Problem description: Collect all the lines that mention the word "CEPII".

Available data:
-=-=-=-=-

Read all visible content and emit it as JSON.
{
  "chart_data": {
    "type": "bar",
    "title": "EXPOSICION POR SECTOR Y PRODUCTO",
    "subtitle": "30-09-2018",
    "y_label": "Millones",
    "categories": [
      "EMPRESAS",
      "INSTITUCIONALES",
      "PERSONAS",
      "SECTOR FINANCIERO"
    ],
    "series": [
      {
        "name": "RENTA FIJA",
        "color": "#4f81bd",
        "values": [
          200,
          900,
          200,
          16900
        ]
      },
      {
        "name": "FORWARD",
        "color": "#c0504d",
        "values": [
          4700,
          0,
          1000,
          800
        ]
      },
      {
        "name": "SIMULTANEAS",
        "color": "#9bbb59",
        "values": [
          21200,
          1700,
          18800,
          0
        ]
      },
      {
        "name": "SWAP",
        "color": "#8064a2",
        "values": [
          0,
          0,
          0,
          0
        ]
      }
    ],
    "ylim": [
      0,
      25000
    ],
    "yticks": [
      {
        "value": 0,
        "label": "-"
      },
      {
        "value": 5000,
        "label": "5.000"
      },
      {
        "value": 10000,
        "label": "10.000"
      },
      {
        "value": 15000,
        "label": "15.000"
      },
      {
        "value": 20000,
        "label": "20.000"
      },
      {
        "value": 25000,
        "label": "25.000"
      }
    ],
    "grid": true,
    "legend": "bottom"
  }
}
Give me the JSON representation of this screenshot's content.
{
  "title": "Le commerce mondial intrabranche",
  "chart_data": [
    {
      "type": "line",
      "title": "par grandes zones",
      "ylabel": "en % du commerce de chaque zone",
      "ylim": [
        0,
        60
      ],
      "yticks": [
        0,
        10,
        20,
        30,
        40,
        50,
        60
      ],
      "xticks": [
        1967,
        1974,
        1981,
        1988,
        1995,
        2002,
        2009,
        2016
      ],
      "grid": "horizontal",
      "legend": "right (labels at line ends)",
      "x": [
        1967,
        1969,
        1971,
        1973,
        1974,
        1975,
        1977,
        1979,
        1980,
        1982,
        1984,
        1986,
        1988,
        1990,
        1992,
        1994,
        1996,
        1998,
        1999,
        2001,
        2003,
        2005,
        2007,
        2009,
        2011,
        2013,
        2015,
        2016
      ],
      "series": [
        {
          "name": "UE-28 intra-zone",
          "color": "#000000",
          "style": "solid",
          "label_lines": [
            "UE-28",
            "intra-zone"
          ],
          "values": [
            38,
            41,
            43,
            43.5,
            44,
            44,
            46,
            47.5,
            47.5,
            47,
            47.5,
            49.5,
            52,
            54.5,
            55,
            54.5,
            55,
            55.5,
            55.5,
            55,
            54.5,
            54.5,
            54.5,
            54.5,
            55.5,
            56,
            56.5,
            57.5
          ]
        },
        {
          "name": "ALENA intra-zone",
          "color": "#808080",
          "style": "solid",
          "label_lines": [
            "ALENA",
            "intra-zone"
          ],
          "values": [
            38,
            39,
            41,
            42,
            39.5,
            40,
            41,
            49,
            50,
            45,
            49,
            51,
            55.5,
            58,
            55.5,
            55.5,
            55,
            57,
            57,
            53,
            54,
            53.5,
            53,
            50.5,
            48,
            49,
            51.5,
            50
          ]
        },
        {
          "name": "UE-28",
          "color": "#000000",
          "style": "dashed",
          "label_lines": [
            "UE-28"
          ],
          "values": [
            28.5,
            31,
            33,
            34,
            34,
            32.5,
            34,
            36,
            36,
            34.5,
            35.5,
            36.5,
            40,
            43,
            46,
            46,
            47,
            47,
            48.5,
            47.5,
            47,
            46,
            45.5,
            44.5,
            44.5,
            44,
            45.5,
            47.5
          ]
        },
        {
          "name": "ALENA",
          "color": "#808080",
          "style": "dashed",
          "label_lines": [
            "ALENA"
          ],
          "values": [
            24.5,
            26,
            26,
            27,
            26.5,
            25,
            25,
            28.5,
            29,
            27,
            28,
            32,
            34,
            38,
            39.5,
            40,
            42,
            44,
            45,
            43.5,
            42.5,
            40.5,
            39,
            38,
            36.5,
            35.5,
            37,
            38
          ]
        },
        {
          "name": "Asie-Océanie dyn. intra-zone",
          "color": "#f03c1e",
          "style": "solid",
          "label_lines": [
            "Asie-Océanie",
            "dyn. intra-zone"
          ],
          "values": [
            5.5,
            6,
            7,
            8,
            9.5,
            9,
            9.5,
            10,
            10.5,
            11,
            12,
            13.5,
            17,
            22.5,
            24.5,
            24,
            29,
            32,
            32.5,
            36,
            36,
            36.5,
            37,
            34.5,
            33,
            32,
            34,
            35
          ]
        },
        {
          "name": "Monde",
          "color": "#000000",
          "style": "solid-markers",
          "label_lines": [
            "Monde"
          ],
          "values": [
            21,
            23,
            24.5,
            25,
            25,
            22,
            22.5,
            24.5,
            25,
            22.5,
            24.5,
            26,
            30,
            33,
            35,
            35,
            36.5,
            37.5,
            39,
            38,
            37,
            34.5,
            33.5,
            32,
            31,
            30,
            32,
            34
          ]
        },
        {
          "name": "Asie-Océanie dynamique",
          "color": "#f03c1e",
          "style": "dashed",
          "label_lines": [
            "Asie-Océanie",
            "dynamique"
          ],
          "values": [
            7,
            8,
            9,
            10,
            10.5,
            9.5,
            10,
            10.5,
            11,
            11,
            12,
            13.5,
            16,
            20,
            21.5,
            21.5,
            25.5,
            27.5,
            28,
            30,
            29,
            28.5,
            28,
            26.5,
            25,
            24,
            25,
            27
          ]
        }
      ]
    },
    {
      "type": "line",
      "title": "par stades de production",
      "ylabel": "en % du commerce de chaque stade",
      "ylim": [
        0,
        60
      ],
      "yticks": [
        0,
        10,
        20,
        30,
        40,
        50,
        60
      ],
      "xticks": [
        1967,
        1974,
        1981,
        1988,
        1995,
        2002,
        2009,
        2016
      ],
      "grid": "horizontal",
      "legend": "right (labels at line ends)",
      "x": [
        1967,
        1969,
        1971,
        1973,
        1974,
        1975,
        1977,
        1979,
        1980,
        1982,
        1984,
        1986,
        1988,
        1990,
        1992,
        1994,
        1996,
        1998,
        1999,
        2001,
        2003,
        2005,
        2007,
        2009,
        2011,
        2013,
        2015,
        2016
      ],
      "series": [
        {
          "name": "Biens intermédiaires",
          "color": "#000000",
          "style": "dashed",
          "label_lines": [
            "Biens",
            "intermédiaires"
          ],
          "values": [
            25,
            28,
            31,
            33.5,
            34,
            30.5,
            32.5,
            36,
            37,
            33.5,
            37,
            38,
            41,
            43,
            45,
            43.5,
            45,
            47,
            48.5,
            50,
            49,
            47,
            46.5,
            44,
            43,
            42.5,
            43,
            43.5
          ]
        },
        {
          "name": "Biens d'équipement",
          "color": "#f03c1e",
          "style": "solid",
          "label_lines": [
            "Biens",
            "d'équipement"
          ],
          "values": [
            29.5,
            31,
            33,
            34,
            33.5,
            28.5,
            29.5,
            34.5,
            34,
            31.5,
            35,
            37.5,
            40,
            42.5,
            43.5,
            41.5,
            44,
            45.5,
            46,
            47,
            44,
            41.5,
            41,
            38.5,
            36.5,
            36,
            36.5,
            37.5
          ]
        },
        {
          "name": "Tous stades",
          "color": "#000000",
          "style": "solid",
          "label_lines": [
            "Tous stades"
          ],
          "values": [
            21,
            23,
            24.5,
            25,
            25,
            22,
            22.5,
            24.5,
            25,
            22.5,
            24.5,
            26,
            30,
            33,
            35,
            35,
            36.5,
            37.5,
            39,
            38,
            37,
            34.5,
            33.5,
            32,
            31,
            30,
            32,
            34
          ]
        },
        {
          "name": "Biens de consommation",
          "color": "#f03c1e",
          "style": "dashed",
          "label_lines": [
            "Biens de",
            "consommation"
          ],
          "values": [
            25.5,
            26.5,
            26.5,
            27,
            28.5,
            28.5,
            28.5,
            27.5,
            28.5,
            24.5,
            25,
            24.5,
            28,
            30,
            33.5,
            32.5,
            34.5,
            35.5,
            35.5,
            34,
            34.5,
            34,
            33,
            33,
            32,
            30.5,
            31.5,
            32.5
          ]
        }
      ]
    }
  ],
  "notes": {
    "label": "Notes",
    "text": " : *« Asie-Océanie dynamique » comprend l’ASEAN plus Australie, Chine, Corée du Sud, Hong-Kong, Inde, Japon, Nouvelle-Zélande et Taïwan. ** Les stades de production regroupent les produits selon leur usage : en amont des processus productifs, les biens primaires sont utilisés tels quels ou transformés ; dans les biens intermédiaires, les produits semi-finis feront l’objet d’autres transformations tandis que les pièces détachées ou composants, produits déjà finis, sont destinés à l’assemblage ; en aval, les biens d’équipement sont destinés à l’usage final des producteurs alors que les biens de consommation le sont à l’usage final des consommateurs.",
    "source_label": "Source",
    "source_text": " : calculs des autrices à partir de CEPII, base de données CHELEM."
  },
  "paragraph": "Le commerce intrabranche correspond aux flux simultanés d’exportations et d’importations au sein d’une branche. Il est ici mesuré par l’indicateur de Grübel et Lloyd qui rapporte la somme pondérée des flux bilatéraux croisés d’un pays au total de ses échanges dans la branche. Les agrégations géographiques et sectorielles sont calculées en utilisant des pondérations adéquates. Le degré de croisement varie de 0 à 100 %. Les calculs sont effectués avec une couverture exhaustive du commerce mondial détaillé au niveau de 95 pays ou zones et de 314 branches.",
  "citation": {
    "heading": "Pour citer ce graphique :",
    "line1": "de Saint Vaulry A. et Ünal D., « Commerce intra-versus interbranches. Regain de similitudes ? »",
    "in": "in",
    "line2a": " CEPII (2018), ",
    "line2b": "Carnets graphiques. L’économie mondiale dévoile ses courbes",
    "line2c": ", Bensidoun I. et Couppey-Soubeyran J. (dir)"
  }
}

-=-=-=-=-

Task solution:
    "source_text": " : calculs des autrices à partir de CEPII, base de données CHELEM."
    "line2a": " CEPII (2018), ",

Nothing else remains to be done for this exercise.